JOB
Gather the lines below that include the string "density", copying each in full.

DATA ROWS
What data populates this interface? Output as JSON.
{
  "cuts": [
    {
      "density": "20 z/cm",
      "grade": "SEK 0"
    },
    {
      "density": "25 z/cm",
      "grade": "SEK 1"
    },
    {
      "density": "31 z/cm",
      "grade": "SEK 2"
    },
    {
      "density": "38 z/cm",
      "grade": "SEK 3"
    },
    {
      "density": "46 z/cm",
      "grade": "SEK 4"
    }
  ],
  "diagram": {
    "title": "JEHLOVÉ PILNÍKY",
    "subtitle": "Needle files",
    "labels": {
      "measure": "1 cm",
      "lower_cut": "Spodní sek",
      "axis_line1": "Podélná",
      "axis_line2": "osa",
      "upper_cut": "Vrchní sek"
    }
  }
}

ANSWER FOR THIS EXERCISE
      "density": "20 z/cm",
      "density": "25 z/cm",
      "density": "31 z/cm",
      "density": "38 z/cm",
      "density": "46 z/cm",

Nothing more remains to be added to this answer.